[start Record extracts]

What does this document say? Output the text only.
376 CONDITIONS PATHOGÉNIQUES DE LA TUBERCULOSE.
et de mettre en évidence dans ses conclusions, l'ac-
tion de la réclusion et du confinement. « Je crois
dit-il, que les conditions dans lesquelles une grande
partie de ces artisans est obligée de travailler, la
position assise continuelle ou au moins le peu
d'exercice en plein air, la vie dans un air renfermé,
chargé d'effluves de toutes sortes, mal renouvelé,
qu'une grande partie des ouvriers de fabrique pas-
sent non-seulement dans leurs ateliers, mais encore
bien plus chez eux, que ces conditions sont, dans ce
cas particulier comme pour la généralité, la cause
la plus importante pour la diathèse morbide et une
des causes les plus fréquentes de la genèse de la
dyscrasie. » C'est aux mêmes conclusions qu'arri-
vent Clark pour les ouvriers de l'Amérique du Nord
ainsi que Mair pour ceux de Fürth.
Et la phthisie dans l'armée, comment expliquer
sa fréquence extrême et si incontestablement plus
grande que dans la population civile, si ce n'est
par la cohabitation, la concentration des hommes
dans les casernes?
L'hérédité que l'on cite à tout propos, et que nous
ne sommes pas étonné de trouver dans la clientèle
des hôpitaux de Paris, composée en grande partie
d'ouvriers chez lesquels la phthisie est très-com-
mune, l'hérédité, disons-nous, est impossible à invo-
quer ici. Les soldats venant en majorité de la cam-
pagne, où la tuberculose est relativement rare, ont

[end Record extracts]

#### [The task]
Find the lines above that contain the word "plus" and collect them.

#### [Solution for this problem]
bien plus chez eux, que ces conditions sont, dans ce
la plus importante pour la diathèse morbide et une
des causes les plus fréquentes de la genèse de la
sa fréquence extrême et si incontestablement plus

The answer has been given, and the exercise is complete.